▶ [WHAT IS BEING ASKED]: Your task is to repeat all of the material exactly.

Chart and figure data:
----------------

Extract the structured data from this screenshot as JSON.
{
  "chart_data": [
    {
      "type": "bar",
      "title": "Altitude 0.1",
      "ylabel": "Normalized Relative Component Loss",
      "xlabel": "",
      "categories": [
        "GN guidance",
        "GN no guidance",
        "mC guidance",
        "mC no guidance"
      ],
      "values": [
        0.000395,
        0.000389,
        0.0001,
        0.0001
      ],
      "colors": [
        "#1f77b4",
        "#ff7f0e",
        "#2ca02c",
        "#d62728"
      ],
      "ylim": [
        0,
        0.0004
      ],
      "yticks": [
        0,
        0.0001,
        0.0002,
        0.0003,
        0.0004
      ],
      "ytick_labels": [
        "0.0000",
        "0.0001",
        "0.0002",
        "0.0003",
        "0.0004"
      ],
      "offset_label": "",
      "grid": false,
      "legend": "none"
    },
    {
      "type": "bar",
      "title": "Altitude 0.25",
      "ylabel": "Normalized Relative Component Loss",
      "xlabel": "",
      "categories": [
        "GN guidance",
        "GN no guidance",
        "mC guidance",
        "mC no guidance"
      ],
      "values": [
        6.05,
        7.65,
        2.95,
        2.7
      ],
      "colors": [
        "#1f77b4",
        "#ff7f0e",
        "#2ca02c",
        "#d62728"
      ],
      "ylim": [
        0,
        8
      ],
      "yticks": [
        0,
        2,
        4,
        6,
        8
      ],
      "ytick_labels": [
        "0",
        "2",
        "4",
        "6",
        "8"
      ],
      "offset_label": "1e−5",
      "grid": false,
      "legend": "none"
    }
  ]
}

----------------

▶ [EXERCISE RESPONSE]:
Extract the structured data from this screenshot as JSON.
{
  "chart_data": [
    {
      "type": "bar",
      "title": "Altitude 0.1",
      "ylabel": "Normalized Relative Component Loss",
      "xlabel": "",
      "categories": [
        "GN guidance",
        "GN no guidance",
        "mC guidance",
        "mC no guidance"
      ],
      "values": [
        0.000395,
        0.000389,
        0.0001,
        0.0001
      ],
      "colors": [
        "#1f77b4",
        "#ff7f0e",
        "#2ca02c",
        "#d62728"
      ],
      "ylim": [
        0,
        0.0004
      ],
      "yticks": [
        0,
        0.0001,
        0.0002,
        0.0003,
        0.0004
      ],
      "ytick_labels": [
        "0.0000",
        "0.0001",
        "0.0002",
        "0.0003",
        "0.0004"
      ],
      "offset_label": "",
      "grid": false,
      "legend": "none"
    },
    {
      "type": "bar",
      "title": "Altitude 0.25",
      "ylabel": "Normalized Relative Component Loss",
      "xlabel": "",
      "categories": [
        "GN guidance",
        "GN no guidance",
        "mC guidance",
        "mC no guidance"
      ],
      "values": [
        6.05,
        7.65,
        2.95,
        2.7
      ],
      "colors": [
        "#1f77b4",
        "#ff7f0e",
        "#2ca02c",
        "#d62728"
      ],
      "ylim": [
        0,
        8
      ],
      "yticks": [
        0,
        2,
        4,
        6,
        8
      ],
      "ytick_labels": [
        "0",
        "2",
        "4",
        "6",
        "8"
      ],
      "offset_label": "1e−5",
      "grid": false,
      "legend": "none"
    }
  ]
}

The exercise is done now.